## Records supplied
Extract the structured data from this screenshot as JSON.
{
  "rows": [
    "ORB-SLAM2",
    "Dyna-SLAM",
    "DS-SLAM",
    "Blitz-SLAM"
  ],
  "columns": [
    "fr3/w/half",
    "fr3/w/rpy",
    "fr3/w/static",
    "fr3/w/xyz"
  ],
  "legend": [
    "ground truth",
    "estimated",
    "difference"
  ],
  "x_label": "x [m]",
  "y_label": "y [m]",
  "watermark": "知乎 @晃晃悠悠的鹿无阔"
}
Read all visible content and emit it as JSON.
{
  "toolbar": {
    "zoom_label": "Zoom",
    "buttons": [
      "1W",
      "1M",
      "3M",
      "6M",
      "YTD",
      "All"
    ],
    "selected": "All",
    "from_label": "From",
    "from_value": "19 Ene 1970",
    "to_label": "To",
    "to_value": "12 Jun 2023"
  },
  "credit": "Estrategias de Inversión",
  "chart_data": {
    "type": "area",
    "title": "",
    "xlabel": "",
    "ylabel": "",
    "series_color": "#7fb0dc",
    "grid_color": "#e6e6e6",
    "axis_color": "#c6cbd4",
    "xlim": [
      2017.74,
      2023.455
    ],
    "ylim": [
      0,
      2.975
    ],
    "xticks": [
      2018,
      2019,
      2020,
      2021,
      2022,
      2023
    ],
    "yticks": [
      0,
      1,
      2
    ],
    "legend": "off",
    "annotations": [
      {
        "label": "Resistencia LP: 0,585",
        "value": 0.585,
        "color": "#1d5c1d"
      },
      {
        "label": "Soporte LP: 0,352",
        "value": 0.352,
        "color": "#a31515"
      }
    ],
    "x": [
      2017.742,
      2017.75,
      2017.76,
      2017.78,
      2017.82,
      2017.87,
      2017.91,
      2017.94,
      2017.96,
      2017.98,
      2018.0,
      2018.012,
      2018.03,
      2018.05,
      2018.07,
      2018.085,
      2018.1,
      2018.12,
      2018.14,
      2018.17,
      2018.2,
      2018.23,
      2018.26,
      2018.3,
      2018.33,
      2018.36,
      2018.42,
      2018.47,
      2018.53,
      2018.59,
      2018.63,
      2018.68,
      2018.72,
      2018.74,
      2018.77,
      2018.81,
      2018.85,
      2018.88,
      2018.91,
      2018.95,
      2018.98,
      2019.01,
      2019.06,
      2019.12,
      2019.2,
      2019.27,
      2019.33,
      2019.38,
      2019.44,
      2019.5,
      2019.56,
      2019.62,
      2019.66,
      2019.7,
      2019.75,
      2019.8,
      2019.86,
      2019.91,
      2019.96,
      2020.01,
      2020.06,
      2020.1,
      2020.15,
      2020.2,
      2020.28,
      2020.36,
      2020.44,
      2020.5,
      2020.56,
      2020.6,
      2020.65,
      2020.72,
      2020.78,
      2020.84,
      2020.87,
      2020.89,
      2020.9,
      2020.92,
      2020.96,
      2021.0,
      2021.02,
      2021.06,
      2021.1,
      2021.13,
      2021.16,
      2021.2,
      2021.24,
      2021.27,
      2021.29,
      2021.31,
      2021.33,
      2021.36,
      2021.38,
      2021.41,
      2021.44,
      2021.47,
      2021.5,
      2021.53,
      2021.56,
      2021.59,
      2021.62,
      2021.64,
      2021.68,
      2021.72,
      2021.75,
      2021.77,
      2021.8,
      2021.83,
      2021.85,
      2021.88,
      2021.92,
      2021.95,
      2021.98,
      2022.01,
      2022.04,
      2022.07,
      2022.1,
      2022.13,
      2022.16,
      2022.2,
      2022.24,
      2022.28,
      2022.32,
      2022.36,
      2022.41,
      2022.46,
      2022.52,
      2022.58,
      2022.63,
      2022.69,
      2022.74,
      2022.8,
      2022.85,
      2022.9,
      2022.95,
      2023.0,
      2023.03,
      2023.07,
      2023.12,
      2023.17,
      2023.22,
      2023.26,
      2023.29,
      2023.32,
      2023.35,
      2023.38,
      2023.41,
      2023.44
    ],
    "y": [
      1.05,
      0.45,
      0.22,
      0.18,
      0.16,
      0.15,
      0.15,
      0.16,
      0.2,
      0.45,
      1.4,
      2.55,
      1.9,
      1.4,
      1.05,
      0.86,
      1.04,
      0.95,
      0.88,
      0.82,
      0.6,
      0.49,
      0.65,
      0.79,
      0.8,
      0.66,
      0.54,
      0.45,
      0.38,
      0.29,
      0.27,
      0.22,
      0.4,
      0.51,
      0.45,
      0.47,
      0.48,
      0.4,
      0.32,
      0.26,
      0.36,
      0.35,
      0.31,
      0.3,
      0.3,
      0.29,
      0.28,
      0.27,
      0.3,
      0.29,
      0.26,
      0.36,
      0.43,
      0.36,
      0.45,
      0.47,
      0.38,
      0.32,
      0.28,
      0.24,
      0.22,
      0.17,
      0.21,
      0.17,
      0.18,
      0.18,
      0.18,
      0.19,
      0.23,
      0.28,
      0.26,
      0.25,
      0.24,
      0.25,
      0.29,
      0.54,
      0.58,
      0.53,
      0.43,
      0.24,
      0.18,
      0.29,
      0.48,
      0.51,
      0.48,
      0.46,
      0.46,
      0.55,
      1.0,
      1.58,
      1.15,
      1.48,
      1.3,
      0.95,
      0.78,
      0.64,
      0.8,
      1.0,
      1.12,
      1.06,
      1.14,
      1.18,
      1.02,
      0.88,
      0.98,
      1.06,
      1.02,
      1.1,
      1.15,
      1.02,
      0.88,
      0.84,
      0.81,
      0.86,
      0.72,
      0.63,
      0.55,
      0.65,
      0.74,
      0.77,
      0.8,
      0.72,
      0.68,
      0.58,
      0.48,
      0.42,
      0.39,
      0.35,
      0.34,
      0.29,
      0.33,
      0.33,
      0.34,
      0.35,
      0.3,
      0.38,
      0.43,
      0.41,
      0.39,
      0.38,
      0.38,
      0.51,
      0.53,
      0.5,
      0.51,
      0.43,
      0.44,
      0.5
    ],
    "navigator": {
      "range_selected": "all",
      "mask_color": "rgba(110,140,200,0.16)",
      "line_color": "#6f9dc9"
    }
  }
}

## The task
Each line above must be reproduced exactly as it stands.

## Output of the task
Extract the structured data from this screenshot as JSON.
{
  "rows": [
    "ORB-SLAM2",
    "Dyna-SLAM",
    "DS-SLAM",
    "Blitz-SLAM"
  ],
  "columns": [
    "fr3/w/half",
    "fr3/w/rpy",
    "fr3/w/static",
    "fr3/w/xyz"
  ],
  "legend": [
    "ground truth",
    "estimated",
    "difference"
  ],
  "x_label": "x [m]",
  "y_label": "y [m]",
  "watermark": "知乎 @晃晃悠悠的鹿无阔"
}
Read all visible content and emit it as JSON.
{
  "toolbar": {
    "zoom_label": "Zoom",
    "buttons": [
      "1W",
      "1M",
      "3M",
      "6M",
      "YTD",
      "All"
    ],
    "selected": "All",
    "from_label": "From",
    "from_value": "19 Ene 1970",
    "to_label": "To",
    "to_value": "12 Jun 2023"
  },
  "credit": "Estrategias de Inversión",
  "chart_data": {
    "type": "area",
    "title": "",
    "xlabel": "",
    "ylabel": "",
    "series_color": "#7fb0dc",
    "grid_color": "#e6e6e6",
    "axis_color": "#c6cbd4",
    "xlim": [
      2017.74,
      2023.455
    ],
    "ylim": [
      0,
      2.975
    ],
    "xticks": [
      2018,
      2019,
      2020,
      2021,
      2022,
      2023
    ],
    "yticks": [
      0,
      1,
      2
    ],
    "legend": "off",
    "annotations": [
      {
        "label": "Resistencia LP: 0,585",
        "value": 0.585,
        "color": "#1d5c1d"
      },
      {
        "label": "Soporte LP: 0,352",
        "value": 0.352,
        "color": "#a31515"
      }
    ],
    "x": [
      2017.742,
      2017.75,
      2017.76,
      2017.78,
      2017.82,
      2017.87,
      2017.91,
      2017.94,
      2017.96,
      2017.98,
      2018.0,
      2018.012,
      2018.03,
      2018.05,
      2018.07,
      2018.085,
      2018.1,
      2018.12,
      2018.14,
      2018.17,
      2018.2,
      2018.23,
      2018.26,
      2018.3,
      2018.33,
      2018.36,
      2018.42,
      2018.47,
      2018.53,
      2018.59,
      2018.63,
      2018.68,
      2018.72,
      2018.74,
      2018.77,
      2018.81,
      2018.85,
      2018.88,
      2018.91,
      2018.95,
      2018.98,
      2019.01,
      2019.06,
      2019.12,
      2019.2,
      2019.27,
      2019.33,
      2019.38,
      2019.44,
      2019.5,
      2019.56,
      2019.62,
      2019.66,
      2019.7,
      2019.75,
      2019.8,
      2019.86,
      2019.91,
      2019.96,
      2020.01,
      2020.06,
      2020.1,
      2020.15,
      2020.2,
      2020.28,
      2020.36,
      2020.44,
      2020.5,
      2020.56,
      2020.6,
      2020.65,
      2020.72,
      2020.78,
      2020.84,
      2020.87,
      2020.89,
      2020.9,
      2020.92,
      2020.96,
      2021.0,
      2021.02,
      2021.06,
      2021.1,
      2021.13,
      2021.16,
      2021.2,
      2021.24,
      2021.27,
      2021.29,
      2021.31,
      2021.33,
      2021.36,
      2021.38,
      2021.41,
      2021.44,
      2021.47,
      2021.5,
      2021.53,
      2021.56,
      2021.59,
      2021.62,
      2021.64,
      2021.68,
      2021.72,
      2021.75,
      2021.77,
      2021.8,
      2021.83,
      2021.85,
      2021.88,
      2021.92,
      2021.95,
      2021.98,
      2022.01,
      2022.04,
      2022.07,
      2022.1,
      2022.13,
      2022.16,
      2022.2,
      2022.24,
      2022.28,
      2022.32,
      2022.36,
      2022.41,
      2022.46,
      2022.52,
      2022.58,
      2022.63,
      2022.69,
      2022.74,
      2022.8,
      2022.85,
      2022.9,
      2022.95,
      2023.0,
      2023.03,
      2023.07,
      2023.12,
      2023.17,
      2023.22,
      2023.26,
      2023.29,
      2023.32,
      2023.35,
      2023.38,
      2023.41,
      2023.44
    ],
    "y": [
      1.05,
      0.45,
      0.22,
      0.18,
      0.16,
      0.15,
      0.15,
      0.16,
      0.2,
      0.45,
      1.4,
      2.55,
      1.9,
      1.4,
      1.05,
      0.86,
      1.04,
      0.95,
      0.88,
      0.82,
      0.6,
      0.49,
      0.65,
      0.79,
      0.8,
      0.66,
      0.54,
      0.45,
      0.38,
      0.29,
      0.27,
      0.22,
      0.4,
      0.51,
      0.45,
      0.47,
      0.48,
      0.4,
      0.32,
      0.26,
      0.36,
      0.35,
      0.31,
      0.3,
      0.3,
      0.29,
      0.28,
      0.27,
      0.3,
      0.29,
      0.26,
      0.36,
      0.43,
      0.36,
      0.45,
      0.47,
      0.38,
      0.32,
      0.28,
      0.24,
      0.22,
      0.17,
      0.21,
      0.17,
      0.18,
      0.18,
      0.18,
      0.19,
      0.23,
      0.28,
      0.26,
      0.25,
      0.24,
      0.25,
      0.29,
      0.54,
      0.58,
      0.53,
      0.43,
      0.24,
      0.18,
      0.29,
      0.48,
      0.51,
      0.48,
      0.46,
      0.46,
      0.55,
      1.0,
      1.58,
      1.15,
      1.48,
      1.3,
      0.95,
      0.78,
      0.64,
      0.8,
      1.0,
      1.12,
      1.06,
      1.14,
      1.18,
      1.02,
      0.88,
      0.98,
      1.06,
      1.02,
      1.1,
      1.15,
      1.02,
      0.88,
      0.84,
      0.81,
      0.86,
      0.72,
      0.63,
      0.55,
      0.65,
      0.74,
      0.77,
      0.8,
      0.72,
      0.68,
      0.58,
      0.48,
      0.42,
      0.39,
      0.35,
      0.34,
      0.29,
      0.33,
      0.33,
      0.34,
      0.35,
      0.3,
      0.38,
      0.43,
      0.41,
      0.39,
      0.38,
      0.38,
      0.51,
      0.53,
      0.5,
      0.51,
      0.43,
      0.44,
      0.5
    ],
    "navigator": {
      "range_selected": "all",
      "mask_color": "rgba(110,140,200,0.16)",
      "line_color": "#6f9dc9"
    }
  }
}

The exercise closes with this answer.